→ **WHAT YOU HAVE TO DO**: Pick out every line holding the string "object" and copy it.
##### MATERIAL PROVIDED #####
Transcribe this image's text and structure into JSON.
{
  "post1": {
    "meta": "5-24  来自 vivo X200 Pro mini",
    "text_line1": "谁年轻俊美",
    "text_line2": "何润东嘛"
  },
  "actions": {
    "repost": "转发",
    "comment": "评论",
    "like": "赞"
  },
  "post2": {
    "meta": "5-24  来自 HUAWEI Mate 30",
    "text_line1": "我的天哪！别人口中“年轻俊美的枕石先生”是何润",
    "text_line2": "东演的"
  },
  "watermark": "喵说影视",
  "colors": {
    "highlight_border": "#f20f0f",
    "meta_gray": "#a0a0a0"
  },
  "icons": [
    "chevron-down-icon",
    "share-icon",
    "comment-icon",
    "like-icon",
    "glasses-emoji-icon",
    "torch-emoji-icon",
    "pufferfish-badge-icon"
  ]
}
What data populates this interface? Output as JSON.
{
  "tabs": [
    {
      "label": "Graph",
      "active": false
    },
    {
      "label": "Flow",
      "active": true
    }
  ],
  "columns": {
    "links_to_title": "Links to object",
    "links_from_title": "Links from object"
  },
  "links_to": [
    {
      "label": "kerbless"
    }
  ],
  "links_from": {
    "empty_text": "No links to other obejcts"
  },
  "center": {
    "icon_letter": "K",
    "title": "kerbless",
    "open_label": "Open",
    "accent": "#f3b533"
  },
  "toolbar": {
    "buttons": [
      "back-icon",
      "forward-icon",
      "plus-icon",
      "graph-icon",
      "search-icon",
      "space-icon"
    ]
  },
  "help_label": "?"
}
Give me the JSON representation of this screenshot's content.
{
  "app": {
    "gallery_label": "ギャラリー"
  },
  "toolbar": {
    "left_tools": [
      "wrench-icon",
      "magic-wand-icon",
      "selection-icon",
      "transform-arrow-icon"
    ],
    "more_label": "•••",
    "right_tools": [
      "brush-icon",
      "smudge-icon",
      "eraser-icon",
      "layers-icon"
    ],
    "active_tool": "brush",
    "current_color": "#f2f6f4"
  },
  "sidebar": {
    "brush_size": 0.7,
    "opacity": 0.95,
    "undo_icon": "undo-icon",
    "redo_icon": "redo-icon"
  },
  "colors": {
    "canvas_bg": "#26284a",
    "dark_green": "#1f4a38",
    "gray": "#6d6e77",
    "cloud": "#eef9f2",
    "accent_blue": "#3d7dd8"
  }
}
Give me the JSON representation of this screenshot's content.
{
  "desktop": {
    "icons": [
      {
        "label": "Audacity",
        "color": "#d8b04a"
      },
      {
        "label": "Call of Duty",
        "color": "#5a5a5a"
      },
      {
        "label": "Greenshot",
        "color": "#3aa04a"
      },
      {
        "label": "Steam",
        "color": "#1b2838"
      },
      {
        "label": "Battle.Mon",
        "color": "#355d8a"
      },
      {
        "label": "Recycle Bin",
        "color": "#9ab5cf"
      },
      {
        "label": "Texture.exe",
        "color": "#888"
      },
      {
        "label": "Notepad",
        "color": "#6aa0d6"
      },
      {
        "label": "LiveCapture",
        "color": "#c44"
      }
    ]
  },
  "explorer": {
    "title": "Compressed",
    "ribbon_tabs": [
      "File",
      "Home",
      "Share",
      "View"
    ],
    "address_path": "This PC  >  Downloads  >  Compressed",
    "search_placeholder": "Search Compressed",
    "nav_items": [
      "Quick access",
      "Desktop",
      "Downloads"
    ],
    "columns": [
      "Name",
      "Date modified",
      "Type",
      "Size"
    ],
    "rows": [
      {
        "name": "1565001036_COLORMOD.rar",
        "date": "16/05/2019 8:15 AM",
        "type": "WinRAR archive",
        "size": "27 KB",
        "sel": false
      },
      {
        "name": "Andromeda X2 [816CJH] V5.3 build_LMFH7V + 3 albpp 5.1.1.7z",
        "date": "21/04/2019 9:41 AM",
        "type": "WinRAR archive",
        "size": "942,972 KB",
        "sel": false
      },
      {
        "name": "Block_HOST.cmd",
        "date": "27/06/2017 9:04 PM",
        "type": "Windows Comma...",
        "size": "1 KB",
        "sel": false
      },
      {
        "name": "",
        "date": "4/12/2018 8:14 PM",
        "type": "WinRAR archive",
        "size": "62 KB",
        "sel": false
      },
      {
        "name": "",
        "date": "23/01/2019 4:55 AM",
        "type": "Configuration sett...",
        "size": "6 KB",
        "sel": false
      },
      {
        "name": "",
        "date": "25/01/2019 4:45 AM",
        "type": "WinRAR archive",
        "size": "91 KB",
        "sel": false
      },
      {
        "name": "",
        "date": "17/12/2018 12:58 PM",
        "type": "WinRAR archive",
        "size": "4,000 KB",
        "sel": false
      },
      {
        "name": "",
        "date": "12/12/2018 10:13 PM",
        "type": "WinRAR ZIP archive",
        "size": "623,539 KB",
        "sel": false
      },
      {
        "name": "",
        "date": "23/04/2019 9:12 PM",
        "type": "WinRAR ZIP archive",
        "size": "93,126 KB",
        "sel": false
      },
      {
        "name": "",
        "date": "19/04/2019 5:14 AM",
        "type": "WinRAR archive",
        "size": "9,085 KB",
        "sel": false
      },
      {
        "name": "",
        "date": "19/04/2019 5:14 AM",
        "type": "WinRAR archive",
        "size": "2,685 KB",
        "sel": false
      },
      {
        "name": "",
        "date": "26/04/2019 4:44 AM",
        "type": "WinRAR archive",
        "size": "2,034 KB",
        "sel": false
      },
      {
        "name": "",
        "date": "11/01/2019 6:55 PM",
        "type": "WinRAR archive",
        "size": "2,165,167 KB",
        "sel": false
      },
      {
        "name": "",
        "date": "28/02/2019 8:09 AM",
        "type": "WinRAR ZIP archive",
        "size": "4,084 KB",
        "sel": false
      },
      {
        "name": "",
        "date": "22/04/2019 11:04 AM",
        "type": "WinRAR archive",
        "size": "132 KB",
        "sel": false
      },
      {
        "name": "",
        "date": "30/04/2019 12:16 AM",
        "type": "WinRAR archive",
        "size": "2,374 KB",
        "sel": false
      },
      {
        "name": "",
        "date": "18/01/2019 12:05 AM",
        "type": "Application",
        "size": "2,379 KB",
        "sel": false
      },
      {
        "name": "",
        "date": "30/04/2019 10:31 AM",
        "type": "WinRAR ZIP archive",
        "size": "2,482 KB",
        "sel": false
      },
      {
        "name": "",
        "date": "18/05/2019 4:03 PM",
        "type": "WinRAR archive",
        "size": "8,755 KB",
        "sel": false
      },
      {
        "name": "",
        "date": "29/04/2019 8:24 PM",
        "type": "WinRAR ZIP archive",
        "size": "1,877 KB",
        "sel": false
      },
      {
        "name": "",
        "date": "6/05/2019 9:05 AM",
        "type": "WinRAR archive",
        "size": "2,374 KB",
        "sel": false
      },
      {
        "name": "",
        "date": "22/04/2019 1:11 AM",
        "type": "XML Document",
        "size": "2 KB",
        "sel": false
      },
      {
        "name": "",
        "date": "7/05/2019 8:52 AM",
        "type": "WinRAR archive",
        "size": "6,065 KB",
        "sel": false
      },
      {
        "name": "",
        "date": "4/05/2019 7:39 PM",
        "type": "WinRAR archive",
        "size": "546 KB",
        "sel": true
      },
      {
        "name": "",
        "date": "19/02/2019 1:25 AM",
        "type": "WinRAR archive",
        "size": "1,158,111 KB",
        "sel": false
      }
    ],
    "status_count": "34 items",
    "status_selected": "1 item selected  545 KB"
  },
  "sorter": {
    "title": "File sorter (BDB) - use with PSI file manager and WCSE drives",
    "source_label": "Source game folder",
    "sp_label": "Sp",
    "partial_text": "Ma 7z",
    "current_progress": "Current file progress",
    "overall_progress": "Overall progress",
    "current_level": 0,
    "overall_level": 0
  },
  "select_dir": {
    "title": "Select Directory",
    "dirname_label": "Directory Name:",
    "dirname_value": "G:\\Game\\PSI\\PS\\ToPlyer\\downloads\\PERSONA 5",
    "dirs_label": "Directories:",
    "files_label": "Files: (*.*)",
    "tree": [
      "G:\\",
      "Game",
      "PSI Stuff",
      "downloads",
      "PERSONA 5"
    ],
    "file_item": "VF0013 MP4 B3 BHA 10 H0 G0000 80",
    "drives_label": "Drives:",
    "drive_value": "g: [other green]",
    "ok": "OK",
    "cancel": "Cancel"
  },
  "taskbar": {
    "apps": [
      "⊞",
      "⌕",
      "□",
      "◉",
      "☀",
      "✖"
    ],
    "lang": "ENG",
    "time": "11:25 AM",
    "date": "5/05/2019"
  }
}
#####
→ **OUTPUT FOR THIS EXERCISE**:
    "links_to_title": "Links to object",
    "links_from_title": "Links from object"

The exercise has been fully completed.